_To be done_
In the records below, pick out all lines containing the word "بالسفر".

(Saved entries)
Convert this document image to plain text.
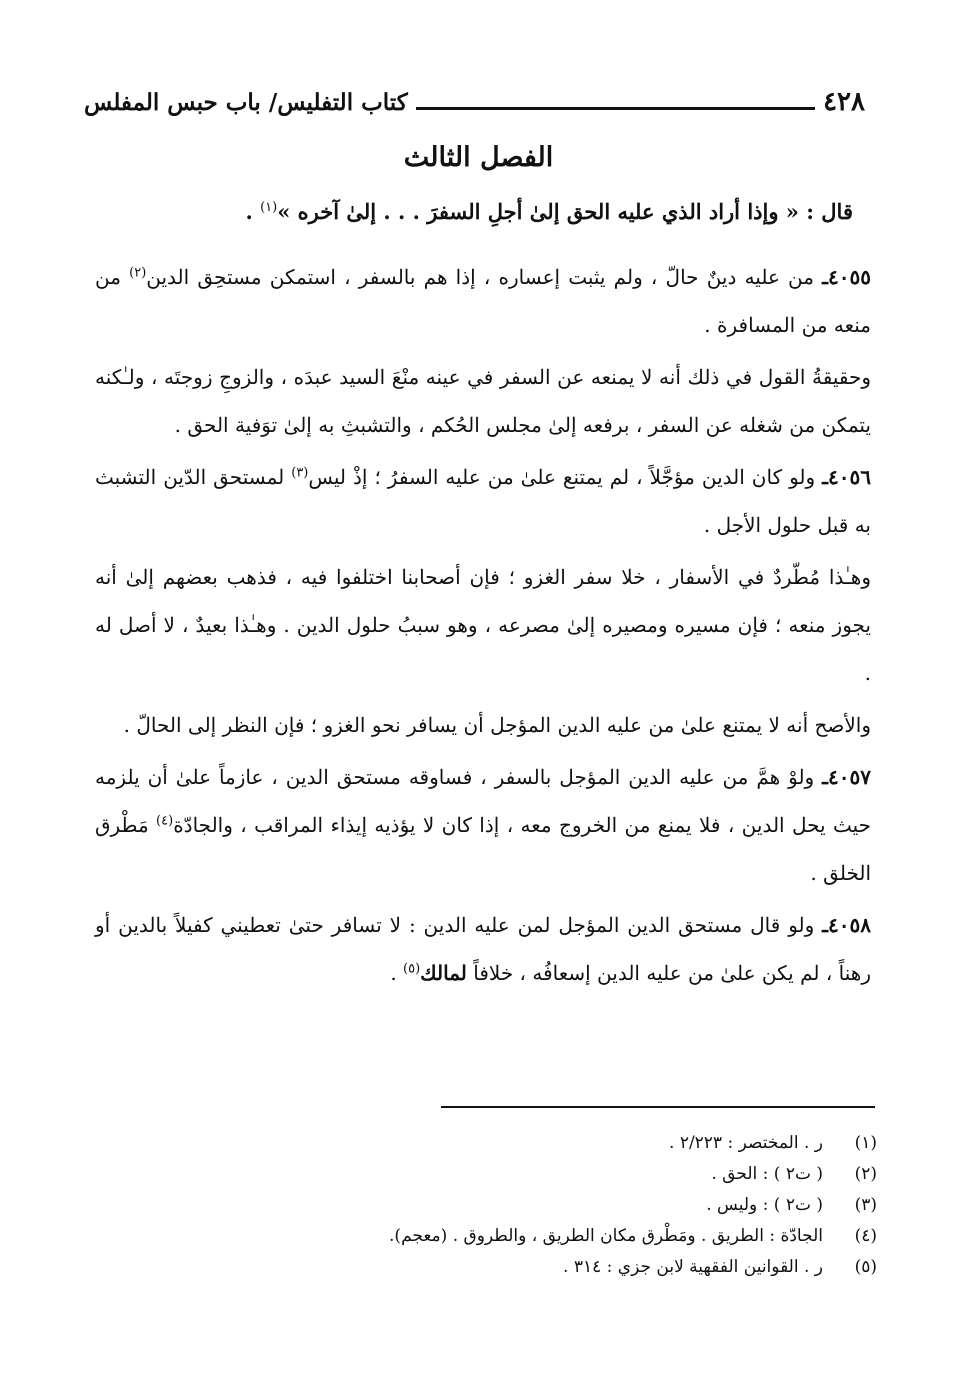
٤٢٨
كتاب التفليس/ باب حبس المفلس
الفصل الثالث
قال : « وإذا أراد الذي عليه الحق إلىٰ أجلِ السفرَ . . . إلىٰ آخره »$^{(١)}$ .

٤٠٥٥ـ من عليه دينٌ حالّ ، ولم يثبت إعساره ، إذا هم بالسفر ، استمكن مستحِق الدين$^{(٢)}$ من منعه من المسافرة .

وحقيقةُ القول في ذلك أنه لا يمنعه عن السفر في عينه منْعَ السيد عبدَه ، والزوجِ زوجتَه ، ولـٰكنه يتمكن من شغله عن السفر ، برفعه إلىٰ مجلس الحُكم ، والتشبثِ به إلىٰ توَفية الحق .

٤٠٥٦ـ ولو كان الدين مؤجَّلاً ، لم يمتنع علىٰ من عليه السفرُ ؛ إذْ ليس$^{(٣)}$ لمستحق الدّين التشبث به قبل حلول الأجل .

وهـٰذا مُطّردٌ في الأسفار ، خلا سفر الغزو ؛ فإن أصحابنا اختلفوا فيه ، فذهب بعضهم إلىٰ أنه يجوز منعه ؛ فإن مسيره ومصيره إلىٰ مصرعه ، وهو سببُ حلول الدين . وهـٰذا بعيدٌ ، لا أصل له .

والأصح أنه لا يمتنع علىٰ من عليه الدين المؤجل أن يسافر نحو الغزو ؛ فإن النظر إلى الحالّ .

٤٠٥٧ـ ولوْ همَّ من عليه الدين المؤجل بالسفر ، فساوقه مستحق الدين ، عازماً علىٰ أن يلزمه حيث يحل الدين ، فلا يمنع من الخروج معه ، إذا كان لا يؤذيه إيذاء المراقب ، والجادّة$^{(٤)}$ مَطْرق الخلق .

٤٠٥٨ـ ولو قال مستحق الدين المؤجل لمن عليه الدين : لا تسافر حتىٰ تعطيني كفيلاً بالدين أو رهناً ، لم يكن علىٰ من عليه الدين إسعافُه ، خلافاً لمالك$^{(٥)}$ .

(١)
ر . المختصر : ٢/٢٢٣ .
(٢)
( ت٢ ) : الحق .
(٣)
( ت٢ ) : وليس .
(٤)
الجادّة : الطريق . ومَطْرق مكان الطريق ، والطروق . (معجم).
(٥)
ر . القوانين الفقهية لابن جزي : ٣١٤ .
* * *
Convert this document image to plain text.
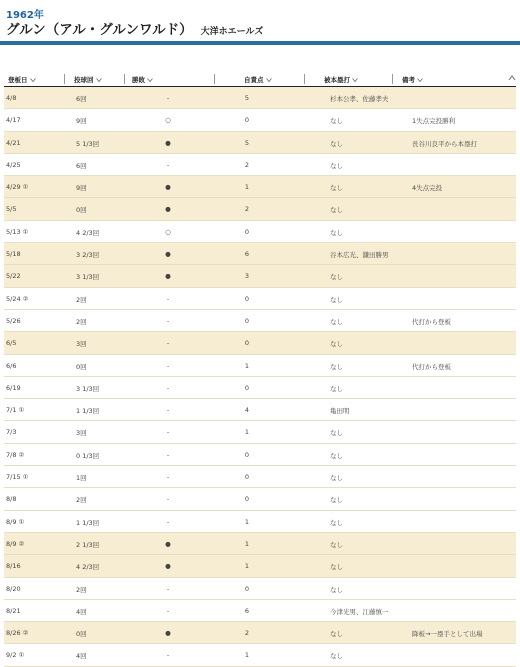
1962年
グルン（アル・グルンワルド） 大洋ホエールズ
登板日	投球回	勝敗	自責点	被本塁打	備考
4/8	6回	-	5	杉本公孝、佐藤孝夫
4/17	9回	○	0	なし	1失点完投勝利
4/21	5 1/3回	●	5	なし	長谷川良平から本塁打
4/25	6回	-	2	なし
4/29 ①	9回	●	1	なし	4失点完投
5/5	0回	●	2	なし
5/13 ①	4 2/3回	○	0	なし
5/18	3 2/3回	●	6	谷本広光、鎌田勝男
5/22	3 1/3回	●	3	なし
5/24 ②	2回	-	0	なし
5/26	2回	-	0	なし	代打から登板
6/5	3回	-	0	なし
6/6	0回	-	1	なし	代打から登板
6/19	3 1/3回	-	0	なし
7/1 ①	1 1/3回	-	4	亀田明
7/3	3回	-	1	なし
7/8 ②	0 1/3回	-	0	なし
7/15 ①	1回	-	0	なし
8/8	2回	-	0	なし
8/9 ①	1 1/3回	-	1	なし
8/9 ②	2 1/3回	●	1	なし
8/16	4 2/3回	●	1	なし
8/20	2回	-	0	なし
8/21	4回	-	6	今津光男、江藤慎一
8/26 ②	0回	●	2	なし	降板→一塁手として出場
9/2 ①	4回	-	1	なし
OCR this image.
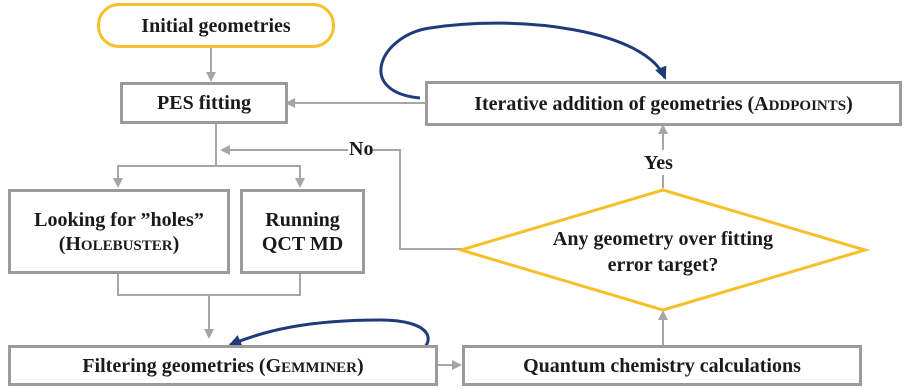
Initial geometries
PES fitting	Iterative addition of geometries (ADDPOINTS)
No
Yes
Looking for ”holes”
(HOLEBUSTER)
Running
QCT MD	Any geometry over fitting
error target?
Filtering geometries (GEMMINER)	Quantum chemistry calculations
--
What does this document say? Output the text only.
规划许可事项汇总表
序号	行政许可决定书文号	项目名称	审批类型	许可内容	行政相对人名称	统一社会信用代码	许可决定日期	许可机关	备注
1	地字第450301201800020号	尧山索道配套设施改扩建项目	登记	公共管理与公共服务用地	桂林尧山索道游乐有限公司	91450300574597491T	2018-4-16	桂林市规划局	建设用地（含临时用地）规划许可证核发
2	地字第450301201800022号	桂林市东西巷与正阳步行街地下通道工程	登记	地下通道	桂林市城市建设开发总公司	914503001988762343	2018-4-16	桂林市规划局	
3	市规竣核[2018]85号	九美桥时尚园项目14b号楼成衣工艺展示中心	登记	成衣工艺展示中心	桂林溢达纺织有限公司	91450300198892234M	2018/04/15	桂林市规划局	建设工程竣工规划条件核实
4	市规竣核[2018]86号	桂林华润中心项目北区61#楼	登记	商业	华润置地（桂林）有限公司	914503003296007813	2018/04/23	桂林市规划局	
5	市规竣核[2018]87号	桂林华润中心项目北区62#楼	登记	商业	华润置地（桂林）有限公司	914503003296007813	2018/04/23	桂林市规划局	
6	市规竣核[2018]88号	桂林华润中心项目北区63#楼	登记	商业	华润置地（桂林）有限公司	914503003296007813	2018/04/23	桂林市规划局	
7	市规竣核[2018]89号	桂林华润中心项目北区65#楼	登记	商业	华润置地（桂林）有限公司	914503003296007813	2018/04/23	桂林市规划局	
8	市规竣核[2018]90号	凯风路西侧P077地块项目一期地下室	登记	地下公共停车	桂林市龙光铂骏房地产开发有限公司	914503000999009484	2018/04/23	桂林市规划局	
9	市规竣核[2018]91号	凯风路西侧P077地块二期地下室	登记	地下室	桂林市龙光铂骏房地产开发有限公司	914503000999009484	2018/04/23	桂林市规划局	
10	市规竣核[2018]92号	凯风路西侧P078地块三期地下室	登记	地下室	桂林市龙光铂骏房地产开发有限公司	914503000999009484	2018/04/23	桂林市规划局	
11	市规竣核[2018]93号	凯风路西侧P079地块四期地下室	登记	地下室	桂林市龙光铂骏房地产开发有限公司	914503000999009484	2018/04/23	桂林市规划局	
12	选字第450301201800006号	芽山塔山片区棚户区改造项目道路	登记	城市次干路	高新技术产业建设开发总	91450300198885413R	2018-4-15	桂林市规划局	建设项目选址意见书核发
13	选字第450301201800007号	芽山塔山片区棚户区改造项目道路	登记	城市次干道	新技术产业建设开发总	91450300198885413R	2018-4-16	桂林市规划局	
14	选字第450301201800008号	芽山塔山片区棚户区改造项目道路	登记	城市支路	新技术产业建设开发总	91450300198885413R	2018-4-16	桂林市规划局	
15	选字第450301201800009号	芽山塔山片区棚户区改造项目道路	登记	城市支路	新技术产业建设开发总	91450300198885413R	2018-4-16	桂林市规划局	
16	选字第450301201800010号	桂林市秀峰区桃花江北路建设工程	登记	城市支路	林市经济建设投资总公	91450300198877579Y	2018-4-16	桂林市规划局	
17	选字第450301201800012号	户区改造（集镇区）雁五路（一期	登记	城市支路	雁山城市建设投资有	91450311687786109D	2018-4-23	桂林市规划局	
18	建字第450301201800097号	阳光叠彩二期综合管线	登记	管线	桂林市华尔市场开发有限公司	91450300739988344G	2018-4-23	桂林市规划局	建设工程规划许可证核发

_Solution to the problem_
٤٠٥٥ـ من عليه دينٌ حالّ ، ولم يثبت إعساره ، إذا هم بالسفر ، استمكن مستحِق الدين$^{(٢)}$ من منعه من المسافرة .
٤٠٥٧ـ ولوْ همَّ من عليه الدين المؤجل بالسفر ، فساوقه مستحق الدين ، عازماً علىٰ أن يلزمه حيث يحل الدين ، فلا يمنع من الخروج معه ، إذا كان لا يؤذيه إيذاء المراقب ، والجادّة$^{(٤)}$ مَطْرق الخلق .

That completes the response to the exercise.